*Prompt*
Give the entries again exactly, every one of them.

(Stored entries)
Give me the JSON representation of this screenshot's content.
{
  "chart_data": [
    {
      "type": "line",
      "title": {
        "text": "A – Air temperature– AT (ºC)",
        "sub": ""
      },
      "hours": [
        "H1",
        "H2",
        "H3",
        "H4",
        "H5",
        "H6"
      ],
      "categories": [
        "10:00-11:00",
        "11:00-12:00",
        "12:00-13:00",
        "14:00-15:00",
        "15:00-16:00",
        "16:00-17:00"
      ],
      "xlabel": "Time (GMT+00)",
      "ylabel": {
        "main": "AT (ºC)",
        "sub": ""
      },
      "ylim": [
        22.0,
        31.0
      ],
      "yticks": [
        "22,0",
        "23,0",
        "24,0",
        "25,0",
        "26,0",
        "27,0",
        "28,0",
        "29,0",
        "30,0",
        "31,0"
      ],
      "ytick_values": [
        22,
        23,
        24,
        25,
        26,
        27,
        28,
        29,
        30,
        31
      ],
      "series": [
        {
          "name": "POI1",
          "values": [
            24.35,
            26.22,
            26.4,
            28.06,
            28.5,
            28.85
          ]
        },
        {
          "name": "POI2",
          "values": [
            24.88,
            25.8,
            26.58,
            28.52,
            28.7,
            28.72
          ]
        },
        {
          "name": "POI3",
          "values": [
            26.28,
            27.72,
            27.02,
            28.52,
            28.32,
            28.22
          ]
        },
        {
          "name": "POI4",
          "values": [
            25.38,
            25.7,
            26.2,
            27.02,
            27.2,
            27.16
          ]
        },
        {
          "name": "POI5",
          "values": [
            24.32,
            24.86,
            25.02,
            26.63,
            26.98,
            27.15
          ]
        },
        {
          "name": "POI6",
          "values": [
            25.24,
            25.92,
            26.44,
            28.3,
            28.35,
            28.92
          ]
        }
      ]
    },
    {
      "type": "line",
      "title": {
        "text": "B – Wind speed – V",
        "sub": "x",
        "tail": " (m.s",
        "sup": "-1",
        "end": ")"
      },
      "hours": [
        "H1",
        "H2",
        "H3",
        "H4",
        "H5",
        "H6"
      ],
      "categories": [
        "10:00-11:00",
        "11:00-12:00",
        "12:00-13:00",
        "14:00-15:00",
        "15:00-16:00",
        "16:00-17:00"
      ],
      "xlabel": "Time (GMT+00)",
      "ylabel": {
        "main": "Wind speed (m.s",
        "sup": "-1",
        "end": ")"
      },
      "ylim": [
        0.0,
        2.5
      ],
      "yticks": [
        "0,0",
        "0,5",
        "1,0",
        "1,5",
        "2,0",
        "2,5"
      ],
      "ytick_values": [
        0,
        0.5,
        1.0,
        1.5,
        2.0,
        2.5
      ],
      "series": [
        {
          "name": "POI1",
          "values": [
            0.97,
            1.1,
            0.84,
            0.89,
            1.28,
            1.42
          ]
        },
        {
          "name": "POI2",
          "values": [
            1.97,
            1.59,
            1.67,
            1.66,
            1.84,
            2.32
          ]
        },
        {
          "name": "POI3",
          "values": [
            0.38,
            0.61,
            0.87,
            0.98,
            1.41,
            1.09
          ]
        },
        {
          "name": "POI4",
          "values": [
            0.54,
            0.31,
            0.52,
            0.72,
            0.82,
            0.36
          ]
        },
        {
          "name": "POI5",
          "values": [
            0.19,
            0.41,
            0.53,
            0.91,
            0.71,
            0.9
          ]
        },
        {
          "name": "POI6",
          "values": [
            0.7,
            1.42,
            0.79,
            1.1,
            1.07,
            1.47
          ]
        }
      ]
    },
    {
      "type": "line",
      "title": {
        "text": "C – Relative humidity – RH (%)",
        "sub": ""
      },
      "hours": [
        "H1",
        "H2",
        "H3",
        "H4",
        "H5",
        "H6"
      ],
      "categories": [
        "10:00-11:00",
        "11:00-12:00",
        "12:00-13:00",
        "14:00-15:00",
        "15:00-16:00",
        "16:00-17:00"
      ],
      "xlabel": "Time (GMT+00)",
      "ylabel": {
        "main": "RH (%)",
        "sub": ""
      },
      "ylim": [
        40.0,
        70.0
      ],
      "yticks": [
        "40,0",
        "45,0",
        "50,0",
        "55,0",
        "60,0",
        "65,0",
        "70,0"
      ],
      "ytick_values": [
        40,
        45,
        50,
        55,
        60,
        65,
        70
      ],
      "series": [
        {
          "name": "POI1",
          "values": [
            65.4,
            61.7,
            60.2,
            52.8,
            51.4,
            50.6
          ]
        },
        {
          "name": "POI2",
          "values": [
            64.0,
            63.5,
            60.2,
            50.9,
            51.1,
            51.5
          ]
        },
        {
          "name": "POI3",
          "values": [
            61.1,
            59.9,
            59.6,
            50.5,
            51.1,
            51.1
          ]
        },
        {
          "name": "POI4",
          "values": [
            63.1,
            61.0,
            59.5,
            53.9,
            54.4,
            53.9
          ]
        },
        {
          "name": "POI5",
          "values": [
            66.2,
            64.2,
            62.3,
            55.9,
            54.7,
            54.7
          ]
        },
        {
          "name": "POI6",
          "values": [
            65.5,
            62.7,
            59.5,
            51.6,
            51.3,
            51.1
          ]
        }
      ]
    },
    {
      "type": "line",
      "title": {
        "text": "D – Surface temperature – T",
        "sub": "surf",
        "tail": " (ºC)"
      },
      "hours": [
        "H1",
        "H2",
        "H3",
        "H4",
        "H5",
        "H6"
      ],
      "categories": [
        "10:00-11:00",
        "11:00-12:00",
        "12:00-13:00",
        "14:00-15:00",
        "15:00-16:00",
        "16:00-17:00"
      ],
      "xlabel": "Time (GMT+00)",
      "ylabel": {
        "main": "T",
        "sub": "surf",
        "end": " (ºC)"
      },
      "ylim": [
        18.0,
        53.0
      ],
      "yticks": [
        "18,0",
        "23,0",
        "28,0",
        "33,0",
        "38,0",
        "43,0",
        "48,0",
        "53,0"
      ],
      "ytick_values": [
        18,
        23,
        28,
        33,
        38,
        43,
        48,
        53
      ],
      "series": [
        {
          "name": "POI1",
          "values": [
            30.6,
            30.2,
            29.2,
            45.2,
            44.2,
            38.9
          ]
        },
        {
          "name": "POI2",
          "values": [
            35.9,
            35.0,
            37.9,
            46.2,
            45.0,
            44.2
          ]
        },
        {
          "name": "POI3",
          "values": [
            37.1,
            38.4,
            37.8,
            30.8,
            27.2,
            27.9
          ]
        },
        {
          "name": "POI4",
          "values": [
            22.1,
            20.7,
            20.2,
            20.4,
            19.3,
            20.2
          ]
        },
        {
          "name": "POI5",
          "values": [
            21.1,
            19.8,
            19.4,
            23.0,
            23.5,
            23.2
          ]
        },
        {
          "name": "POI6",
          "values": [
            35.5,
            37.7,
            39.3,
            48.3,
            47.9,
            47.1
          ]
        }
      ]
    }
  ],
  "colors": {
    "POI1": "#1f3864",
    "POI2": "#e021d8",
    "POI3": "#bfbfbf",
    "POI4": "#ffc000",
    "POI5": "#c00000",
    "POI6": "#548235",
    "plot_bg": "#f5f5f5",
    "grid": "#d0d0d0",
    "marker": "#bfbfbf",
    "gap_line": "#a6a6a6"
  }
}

*Correct answer*
Give me the JSON representation of this screenshot's content.
{
  "chart_data": [
    {
      "type": "line",
      "title": {
        "text": "A – Air temperature– AT (ºC)",
        "sub": ""
      },
      "hours": [
        "H1",
        "H2",
        "H3",
        "H4",
        "H5",
        "H6"
      ],
      "categories": [
        "10:00-11:00",
        "11:00-12:00",
        "12:00-13:00",
        "14:00-15:00",
        "15:00-16:00",
        "16:00-17:00"
      ],
      "xlabel": "Time (GMT+00)",
      "ylabel": {
        "main": "AT (ºC)",
        "sub": ""
      },
      "ylim": [
        22.0,
        31.0
      ],
      "yticks": [
        "22,0",
        "23,0",
        "24,0",
        "25,0",
        "26,0",
        "27,0",
        "28,0",
        "29,0",
        "30,0",
        "31,0"
      ],
      "ytick_values": [
        22,
        23,
        24,
        25,
        26,
        27,
        28,
        29,
        30,
        31
      ],
      "series": [
        {
          "name": "POI1",
          "values": [
            24.35,
            26.22,
            26.4,
            28.06,
            28.5,
            28.85
          ]
        },
        {
          "name": "POI2",
          "values": [
            24.88,
            25.8,
            26.58,
            28.52,
            28.7,
            28.72
          ]
        },
        {
          "name": "POI3",
          "values": [
            26.28,
            27.72,
            27.02,
            28.52,
            28.32,
            28.22
          ]
        },
        {
          "name": "POI4",
          "values": [
            25.38,
            25.7,
            26.2,
            27.02,
            27.2,
            27.16
          ]
        },
        {
          "name": "POI5",
          "values": [
            24.32,
            24.86,
            25.02,
            26.63,
            26.98,
            27.15
          ]
        },
        {
          "name": "POI6",
          "values": [
            25.24,
            25.92,
            26.44,
            28.3,
            28.35,
            28.92
          ]
        }
      ]
    },
    {
      "type": "line",
      "title": {
        "text": "B – Wind speed – V",
        "sub": "x",
        "tail": " (m.s",
        "sup": "-1",
        "end": ")"
      },
      "hours": [
        "H1",
        "H2",
        "H3",
        "H4",
        "H5",
        "H6"
      ],
      "categories": [
        "10:00-11:00",
        "11:00-12:00",
        "12:00-13:00",
        "14:00-15:00",
        "15:00-16:00",
        "16:00-17:00"
      ],
      "xlabel": "Time (GMT+00)",
      "ylabel": {
        "main": "Wind speed (m.s",
        "sup": "-1",
        "end": ")"
      },
      "ylim": [
        0.0,
        2.5
      ],
      "yticks": [
        "0,0",
        "0,5",
        "1,0",
        "1,5",
        "2,0",
        "2,5"
      ],
      "ytick_values": [
        0,
        0.5,
        1.0,
        1.5,
        2.0,
        2.5
      ],
      "series": [
        {
          "name": "POI1",
          "values": [
            0.97,
            1.1,
            0.84,
            0.89,
            1.28,
            1.42
          ]
        },
        {
          "name": "POI2",
          "values": [
            1.97,
            1.59,
            1.67,
            1.66,
            1.84,
            2.32
          ]
        },
        {
          "name": "POI3",
          "values": [
            0.38,
            0.61,
            0.87,
            0.98,
            1.41,
            1.09
          ]
        },
        {
          "name": "POI4",
          "values": [
            0.54,
            0.31,
            0.52,
            0.72,
            0.82,
            0.36
          ]
        },
        {
          "name": "POI5",
          "values": [
            0.19,
            0.41,
            0.53,
            0.91,
            0.71,
            0.9
          ]
        },
        {
          "name": "POI6",
          "values": [
            0.7,
            1.42,
            0.79,
            1.1,
            1.07,
            1.47
          ]
        }
      ]
    },
    {
      "type": "line",
      "title": {
        "text": "C – Relative humidity – RH (%)",
        "sub": ""
      },
      "hours": [
        "H1",
        "H2",
        "H3",
        "H4",
        "H5",
        "H6"
      ],
      "categories": [
        "10:00-11:00",
        "11:00-12:00",
        "12:00-13:00",
        "14:00-15:00",
        "15:00-16:00",
        "16:00-17:00"
      ],
      "xlabel": "Time (GMT+00)",
      "ylabel": {
        "main": "RH (%)",
        "sub": ""
      },
      "ylim": [
        40.0,
        70.0
      ],
      "yticks": [
        "40,0",
        "45,0",
        "50,0",
        "55,0",
        "60,0",
        "65,0",
        "70,0"
      ],
      "ytick_values": [
        40,
        45,
        50,
        55,
        60,
        65,
        70
      ],
      "series": [
        {
          "name": "POI1",
          "values": [
            65.4,
            61.7,
            60.2,
            52.8,
            51.4,
            50.6
          ]
        },
        {
          "name": "POI2",
          "values": [
            64.0,
            63.5,
            60.2,
            50.9,
            51.1,
            51.5
          ]
        },
        {
          "name": "POI3",
          "values": [
            61.1,
            59.9,
            59.6,
            50.5,
            51.1,
            51.1
          ]
        },
        {
          "name": "POI4",
          "values": [
            63.1,
            61.0,
            59.5,
            53.9,
            54.4,
            53.9
          ]
        },
        {
          "name": "POI5",
          "values": [
            66.2,
            64.2,
            62.3,
            55.9,
            54.7,
            54.7
          ]
        },
        {
          "name": "POI6",
          "values": [
            65.5,
            62.7,
            59.5,
            51.6,
            51.3,
            51.1
          ]
        }
      ]
    },
    {
      "type": "line",
      "title": {
        "text": "D – Surface temperature – T",
        "sub": "surf",
        "tail": " (ºC)"
      },
      "hours": [
        "H1",
        "H2",
        "H3",
        "H4",
        "H5",
        "H6"
      ],
      "categories": [
        "10:00-11:00",
        "11:00-12:00",
        "12:00-13:00",
        "14:00-15:00",
        "15:00-16:00",
        "16:00-17:00"
      ],
      "xlabel": "Time (GMT+00)",
      "ylabel": {
        "main": "T",
        "sub": "surf",
        "end": " (ºC)"
      },
      "ylim": [
        18.0,
        53.0
      ],
      "yticks": [
        "18,0",
        "23,0",
        "28,0",
        "33,0",
        "38,0",
        "43,0",
        "48,0",
        "53,0"
      ],
      "ytick_values": [
        18,
        23,
        28,
        33,
        38,
        43,
        48,
        53
      ],
      "series": [
        {
          "name": "POI1",
          "values": [
            30.6,
            30.2,
            29.2,
            45.2,
            44.2,
            38.9
          ]
        },
        {
          "name": "POI2",
          "values": [
            35.9,
            35.0,
            37.9,
            46.2,
            45.0,
            44.2
          ]
        },
        {
          "name": "POI3",
          "values": [
            37.1,
            38.4,
            37.8,
            30.8,
            27.2,
            27.9
          ]
        },
        {
          "name": "POI4",
          "values": [
            22.1,
            20.7,
            20.2,
            20.4,
            19.3,
            20.2
          ]
        },
        {
          "name": "POI5",
          "values": [
            21.1,
            19.8,
            19.4,
            23.0,
            23.5,
            23.2
          ]
        },
        {
          "name": "POI6",
          "values": [
            35.5,
            37.7,
            39.3,
            48.3,
            47.9,
            47.1
          ]
        }
      ]
    }
  ],
  "colors": {
    "POI1": "#1f3864",
    "POI2": "#e021d8",
    "POI3": "#bfbfbf",
    "POI4": "#ffc000",
    "POI5": "#c00000",
    "POI6": "#548235",
    "plot_bg": "#f5f5f5",
    "grid": "#d0d0d0",
    "marker": "#bfbfbf",
    "gap_line": "#a6a6a6"
  }
}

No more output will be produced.